EXTRACTED INFORMATION |
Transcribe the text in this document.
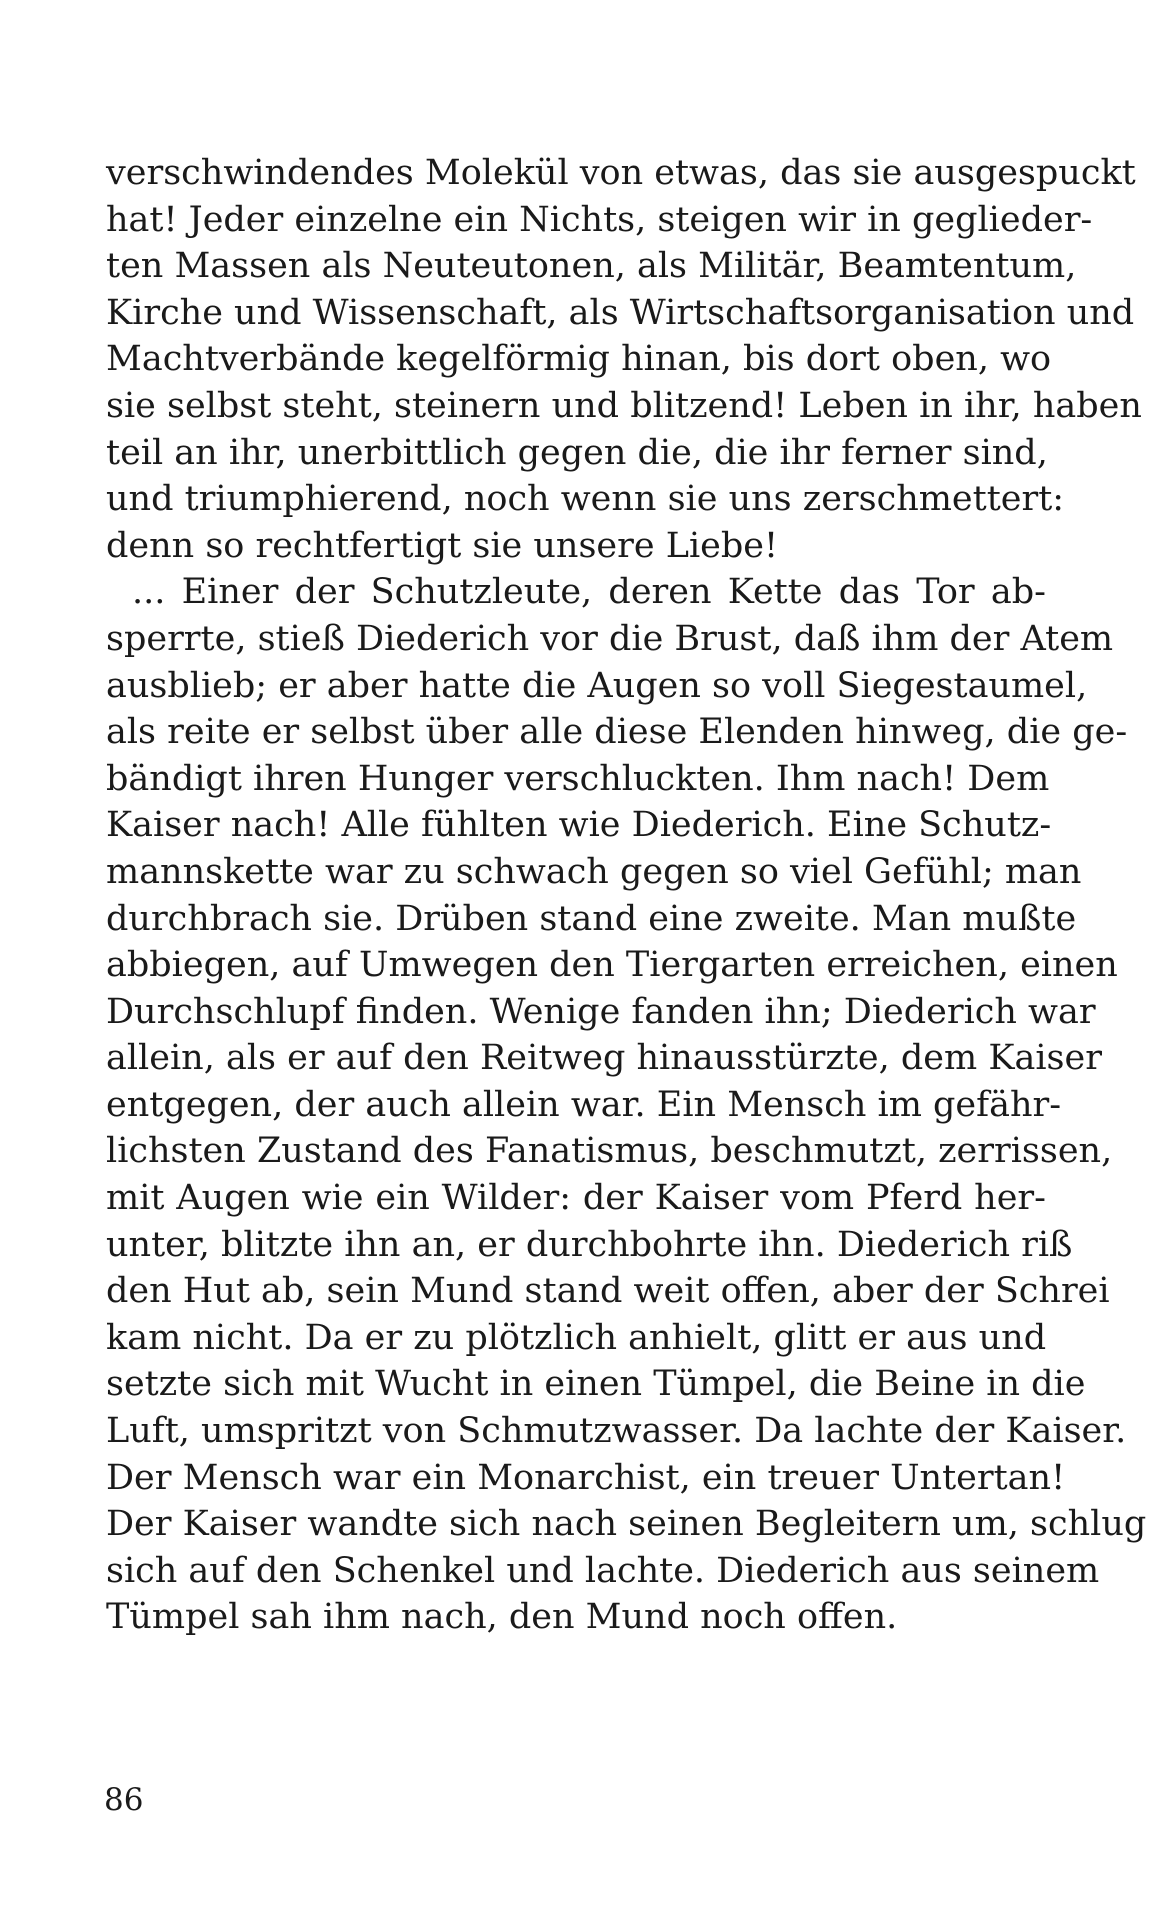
verschwindendes Molekül von etwas, das sie ausgespuckt
hat! Jeder einzelne ein Nichts, steigen wir in geglieder-
ten Massen als Neuteutonen, als Militär, Beamtentum,
Kirche und Wissenschaft, als Wirtschaftsorganisation und
Machtverbände kegelförmig hinan, bis dort oben, wo
sie selbst steht, steinern und blitzend! Leben in ihr, haben
teil an ihr, unerbittlich gegen die, die ihr ferner sind,
und triumphierend, noch wenn sie uns zerschmettert:
denn so rechtfertigt sie unsere Liebe!
... Einer der Schutzleute, deren Kette das Tor ab-
sperrte, stieß Diederich vor die Brust, daß ihm der Atem
ausblieb; er aber hatte die Augen so voll Siegestaumel,
als reite er selbst über alle diese Elenden hinweg, die ge-
bändigt ihren Hunger verschluckten. Ihm nach! Dem
Kaiser nach! Alle fühlten wie Diederich. Eine Schutz-
mannskette war zu schwach gegen so viel Gefühl; man
durchbrach sie. Drüben stand eine zweite. Man mußte
abbiegen, auf Umwegen den Tiergarten erreichen, einen
Durchschlupf finden. Wenige fanden ihn; Diederich war
allein, als er auf den Reitweg hinausstürzte, dem Kaiser
entgegen, der auch allein war. Ein Mensch im gefähr-
lichsten Zustand des Fanatismus, beschmutzt, zerrissen,
mit Augen wie ein Wilder: der Kaiser vom Pferd her-
unter, blitzte ihn an, er durchbohrte ihn. Diederich riß
den Hut ab, sein Mund stand weit offen, aber der Schrei
kam nicht. Da er zu plötzlich anhielt, glitt er aus und
setzte sich mit Wucht in einen Tümpel, die Beine in die
Luft, umspritzt von Schmutzwasser. Da lachte der Kaiser.
Der Mensch war ein Monarchist, ein treuer Untertan!
Der Kaiser wandte sich nach seinen Begleitern um, schlug
sich auf den Schenkel und lachte. Diederich aus seinem
Tümpel sah ihm nach, den Mund noch offen.
86
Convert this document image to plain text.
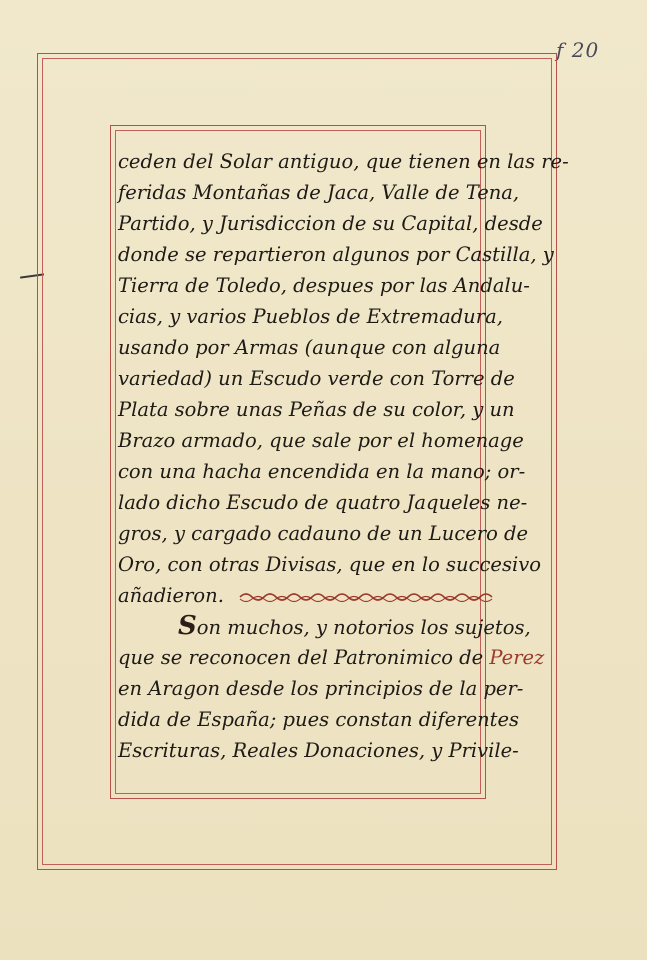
f 20
ceden del Solar antiguo, que tienen en las re-
feridas Montañas de Jaca, Valle de Tena,
Partido, y Jurisdiccion de su Capital, desde
donde se repartieron algunos por Castilla, y
Tierra de Toledo, despues por las Andalu-
cias, y varios Pueblos de Extremadura,
usando por Armas (aunque con alguna
variedad) un Escudo verde con Torre de
Plata sobre unas Peñas de su color, y un
Brazo armado, que sale por el homenage
con una hacha encendida en la mano; or-
lado dicho Escudo de quatro Jaqueles ne-
gros, y cargado cadauno de un Lucero de
Oro, con otras Divisas, que en lo succesivo
añadieron.
Son muchos, y notorios los sujetos,
que se reconocen del Patronimico de Perez
en Aragon desde los principios de la per-
dida de España; pues constan diferentes
Escrituras, Reales Donaciones, y Privile-
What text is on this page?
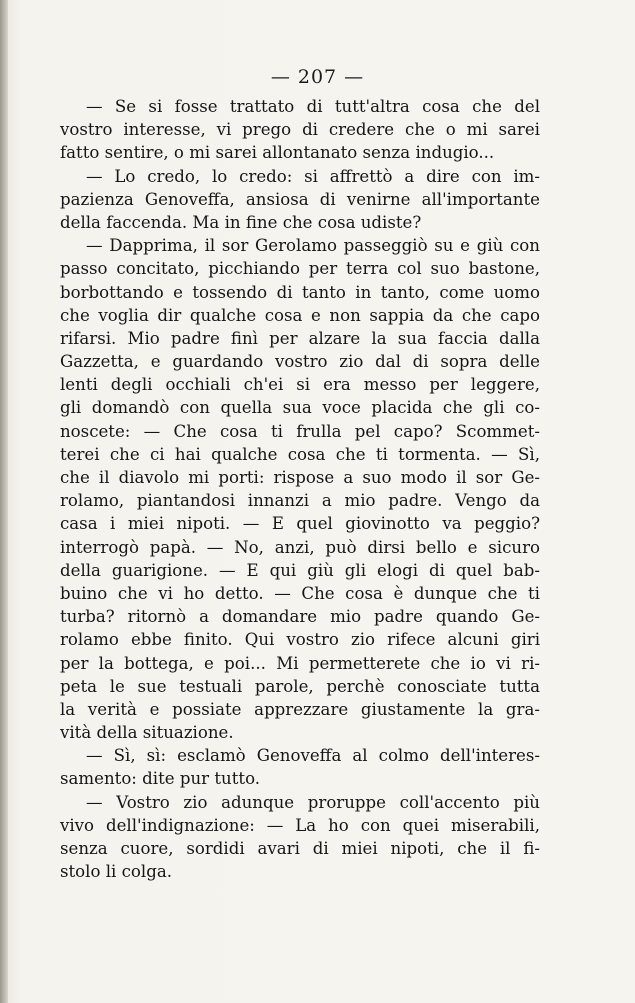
— 207 —
— Se si fosse trattato di tutt'altra cosa che del
vostro interesse, vi prego di credere che o mi sarei
fatto sentire, o mi sarei allontanato senza indugio...
— Lo credo, lo credo: si affrettò a dire con im-
pazienza Genoveffa, ansiosa di venirne all'importante
della faccenda. Ma in fine che cosa udiste?
— Dapprima, il sor Gerolamo passeggiò su e giù con
passo concitato, picchiando per terra col suo bastone,
borbottando e tossendo di tanto in tanto, come uomo
che voglia dir qualche cosa e non sappia da che capo
rifarsi. Mio padre finì per alzare la sua faccia dalla
Gazzetta, e guardando vostro zio dal di sopra delle
lenti degli occhiali ch'ei si era messo per leggere,
gli domandò con quella sua voce placida che gli co-
noscete: — Che cosa ti frulla pel capo? Scommet-
terei che ci hai qualche cosa che ti tormenta. — Sì,
che il diavolo mi porti: rispose a suo modo il sor Ge-
rolamo, piantandosi innanzi a mio padre. Vengo da
casa i miei nipoti. — E quel giovinotto va peggio?
interrogò papà. — No, anzi, può dirsi bello e sicuro
della guarigione. — E qui giù gli elogi di quel bab-
buino che vi ho detto. — Che cosa è dunque che ti
turba? ritornò a domandare mio padre quando Ge-
rolamo ebbe finito. Qui vostro zio rifece alcuni giri
per la bottega, e poi... Mi permetterete che io vi ri-
peta le sue testuali parole, perchè conosciate tutta
la verità e possiate apprezzare giustamente la gra-
vità della situazione.
— Sì, sì: esclamò Genoveffa al colmo dell'interes-
samento: dite pur tutto.
— Vostro zio adunque proruppe coll'accento più
vivo dell'indignazione: — La ho con quei miserabili,
senza cuore, sordidi avari di miei nipoti, che il fi-
stolo li colga.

REQUIRED TASK |
Pictures aside, set down the lines from the one containing "What text is on this page?" through the end of the records above, exactly and only those.

WRITTEN RESPONSE |
What text is on this page?
— 207 —
— Se si fosse trattato di tutt'altra cosa che del
vostro interesse, vi prego di credere che o mi sarei
fatto sentire, o mi sarei allontanato senza indugio...
— Lo credo, lo credo: si affrettò a dire con im-
pazienza Genoveffa, ansiosa di venirne all'importante
della faccenda. Ma in fine che cosa udiste?
— Dapprima, il sor Gerolamo passeggiò su e giù con
passo concitato, picchiando per terra col suo bastone,
borbottando e tossendo di tanto in tanto, come uomo
che voglia dir qualche cosa e non sappia da che capo
rifarsi. Mio padre finì per alzare la sua faccia dalla
Gazzetta, e guardando vostro zio dal di sopra delle
lenti degli occhiali ch'ei si era messo per leggere,
gli domandò con quella sua voce placida che gli co-
noscete: — Che cosa ti frulla pel capo? Scommet-
terei che ci hai qualche cosa che ti tormenta. — Sì,
che il diavolo mi porti: rispose a suo modo il sor Ge-
rolamo, piantandosi innanzi a mio padre. Vengo da
casa i miei nipoti. — E quel giovinotto va peggio?
interrogò papà. — No, anzi, può dirsi bello e sicuro
della guarigione. — E qui giù gli elogi di quel bab-
buino che vi ho detto. — Che cosa è dunque che ti
turba? ritornò a domandare mio padre quando Ge-
rolamo ebbe finito. Qui vostro zio rifece alcuni giri
per la bottega, e poi... Mi permetterete che io vi ri-
peta le sue testuali parole, perchè conosciate tutta
la verità e possiate apprezzare giustamente la gra-
vità della situazione.
— Sì, sì: esclamò Genoveffa al colmo dell'interes-
samento: dite pur tutto.
— Vostro zio adunque proruppe coll'accento più
vivo dell'indignazione: — La ho con quei miserabili,
senza cuore, sordidi avari di miei nipoti, che il fi-
stolo li colga.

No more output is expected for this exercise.